WHAT THE TASK ASKS =>
Do not carry the pictures over; copy every other part of the entries exactly.

MATERIAL FOR THIS TASK =>
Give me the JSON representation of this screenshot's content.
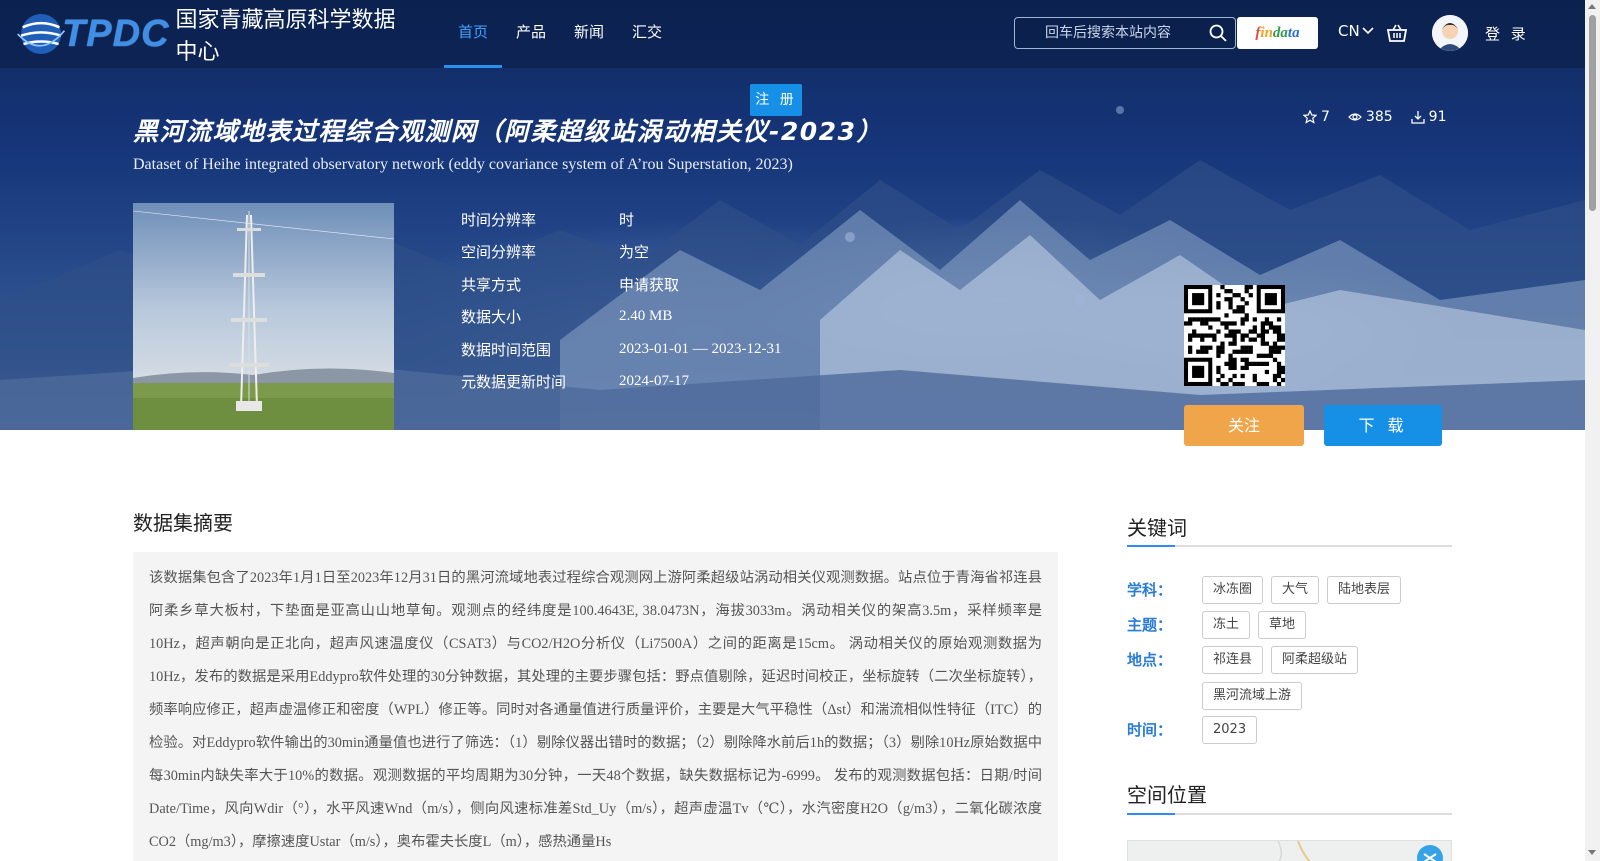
{
  "header": {
    "logo_text": "TPDC",
    "logo_cn": "国家青藏高原科学数据中心",
    "nav": [
      {
        "label": "首页",
        "active": true
      },
      {
        "label": "产品",
        "active": false
      },
      {
        "label": "新闻",
        "active": false
      },
      {
        "label": "汇交",
        "active": false
      }
    ],
    "search_placeholder": "回车后搜索本站内容",
    "findata": [
      "f",
      "in",
      "da",
      "ta"
    ],
    "lang": "CN",
    "login": "登 录"
  },
  "register_label": "注 册",
  "dataset": {
    "title_cn": "黑河流域地表过程综合观测网（阿柔超级站涡动相关仪-2023）",
    "title_en": "Dataset of Heihe integrated observatory network (eddy covariance system of A’rou Superstation, 2023)",
    "stats": {
      "stars": "7",
      "views": "385",
      "downloads": "91"
    },
    "info": [
      {
        "label": "时间分辨率",
        "value": "时"
      },
      {
        "label": "空间分辨率",
        "value": "为空"
      },
      {
        "label": "共享方式",
        "value": "申请获取"
      },
      {
        "label": "数据大小",
        "value": "2.40 MB"
      },
      {
        "label": "数据时间范围",
        "value": "2023-01-01 — 2023-12-31"
      },
      {
        "label": "元数据更新时间",
        "value": "2024-07-17"
      }
    ],
    "follow_label": "关注",
    "download_label": "下 载"
  },
  "abstract": {
    "title": "数据集摘要",
    "text": "该数据集包含了2023年1月1日至2023年12月31日的黑河流域地表过程综合观测网上游阿柔超级站涡动相关仪观测数据。站点位于青海省祁连县阿柔乡草大板村，下垫面是亚高山山地草甸。观测点的经纬度是100.4643E, 38.0473N，海拔3033m。涡动相关仪的架高3.5m，采样频率是10Hz，超声朝向是正北向，超声风速温度仪（CSAT3）与CO2/H2O分析仪（Li7500A）之间的距离是15cm。 涡动相关仪的原始观测数据为10Hz，发布的数据是采用Eddypro软件处理的30分钟数据，其处理的主要步骤包括：野点值剔除，延迟时间校正，坐标旋转（二次坐标旋转），频率响应修正，超声虚温修正和密度（WPL）修正等。同时对各通量值进行质量评价，主要是大气平稳性（Δst）和湍流相似性特征（ITC）的检验。对Eddypro软件输出的30min通量值也进行了筛选：（1）剔除仪器出错时的数据；（2）剔除降水前后1h的数据；（3）剔除10Hz原始数据中每30min内缺失率大于10%的数据。观测数据的平均周期为30分钟，一天48个数据，缺失数据标记为-6999。 发布的观测数据包括：日期/时间Date/Time，风向Wdir（°），水平风速Wnd（m/s），侧向风速标准差Std_Uy（m/s），超声虚温Tv（℃），水汽密度H2O（g/m3），二氧化碳浓度CO2（mg/m3），摩擦速度Ustar（m/s），奥布霍夫长度L（m），感热通量Hs"
  },
  "keywords": {
    "title": "关键词",
    "groups": [
      {
        "label": "学科：",
        "tags": [
          "冰冻圈",
          "大气",
          "陆地表层"
        ]
      },
      {
        "label": "主题：",
        "tags": [
          "冻土",
          "草地"
        ]
      },
      {
        "label": "地点：",
        "tags": [
          "祁连县",
          "阿柔超级站",
          "黑河流域上游"
        ]
      },
      {
        "label": "时间：",
        "tags": [
          "2023"
        ]
      }
    ]
  },
  "spatial": {
    "title": "空间位置"
  },
  "colors": {
    "accent": "#1590e6",
    "follow": "#f0a54a",
    "keyword_label": "#2b7cd6"
  }
}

FULL OUTPUT =>
Give me the JSON representation of this screenshot's content.
{
  "header": {
    "logo_text": "TPDC",
    "logo_cn": "国家青藏高原科学数据中心",
    "nav": [
      {
        "label": "首页",
        "active": true
      },
      {
        "label": "产品",
        "active": false
      },
      {
        "label": "新闻",
        "active": false
      },
      {
        "label": "汇交",
        "active": false
      }
    ],
    "search_placeholder": "回车后搜索本站内容",
    "findata": [
      "f",
      "in",
      "da",
      "ta"
    ],
    "lang": "CN",
    "login": "登 录"
  },
  "register_label": "注 册",
  "dataset": {
    "title_cn": "黑河流域地表过程综合观测网（阿柔超级站涡动相关仪-2023）",
    "title_en": "Dataset of Heihe integrated observatory network (eddy covariance system of A’rou Superstation, 2023)",
    "stats": {
      "stars": "7",
      "views": "385",
      "downloads": "91"
    },
    "info": [
      {
        "label": "时间分辨率",
        "value": "时"
      },
      {
        "label": "空间分辨率",
        "value": "为空"
      },
      {
        "label": "共享方式",
        "value": "申请获取"
      },
      {
        "label": "数据大小",
        "value": "2.40 MB"
      },
      {
        "label": "数据时间范围",
        "value": "2023-01-01 — 2023-12-31"
      },
      {
        "label": "元数据更新时间",
        "value": "2024-07-17"
      }
    ],
    "follow_label": "关注",
    "download_label": "下 载"
  },
  "abstract": {
    "title": "数据集摘要",
    "text": "该数据集包含了2023年1月1日至2023年12月31日的黑河流域地表过程综合观测网上游阿柔超级站涡动相关仪观测数据。站点位于青海省祁连县阿柔乡草大板村，下垫面是亚高山山地草甸。观测点的经纬度是100.4643E, 38.0473N，海拔3033m。涡动相关仪的架高3.5m，采样频率是10Hz，超声朝向是正北向，超声风速温度仪（CSAT3）与CO2/H2O分析仪（Li7500A）之间的距离是15cm。 涡动相关仪的原始观测数据为10Hz，发布的数据是采用Eddypro软件处理的30分钟数据，其处理的主要步骤包括：野点值剔除，延迟时间校正，坐标旋转（二次坐标旋转），频率响应修正，超声虚温修正和密度（WPL）修正等。同时对各通量值进行质量评价，主要是大气平稳性（Δst）和湍流相似性特征（ITC）的检验。对Eddypro软件输出的30min通量值也进行了筛选：（1）剔除仪器出错时的数据；（2）剔除降水前后1h的数据；（3）剔除10Hz原始数据中每30min内缺失率大于10%的数据。观测数据的平均周期为30分钟，一天48个数据，缺失数据标记为-6999。 发布的观测数据包括：日期/时间Date/Time，风向Wdir（°），水平风速Wnd（m/s），侧向风速标准差Std_Uy（m/s），超声虚温Tv（℃），水汽密度H2O（g/m3），二氧化碳浓度CO2（mg/m3），摩擦速度Ustar（m/s），奥布霍夫长度L（m），感热通量Hs"
  },
  "keywords": {
    "title": "关键词",
    "groups": [
      {
        "label": "学科：",
        "tags": [
          "冰冻圈",
          "大气",
          "陆地表层"
        ]
      },
      {
        "label": "主题：",
        "tags": [
          "冻土",
          "草地"
        ]
      },
      {
        "label": "地点：",
        "tags": [
          "祁连县",
          "阿柔超级站",
          "黑河流域上游"
        ]
      },
      {
        "label": "时间：",
        "tags": [
          "2023"
        ]
      }
    ]
  },
  "spatial": {
    "title": "空间位置"
  },
  "colors": {
    "accent": "#1590e6",
    "follow": "#f0a54a",
    "keyword_label": "#2b7cd6"
  }
}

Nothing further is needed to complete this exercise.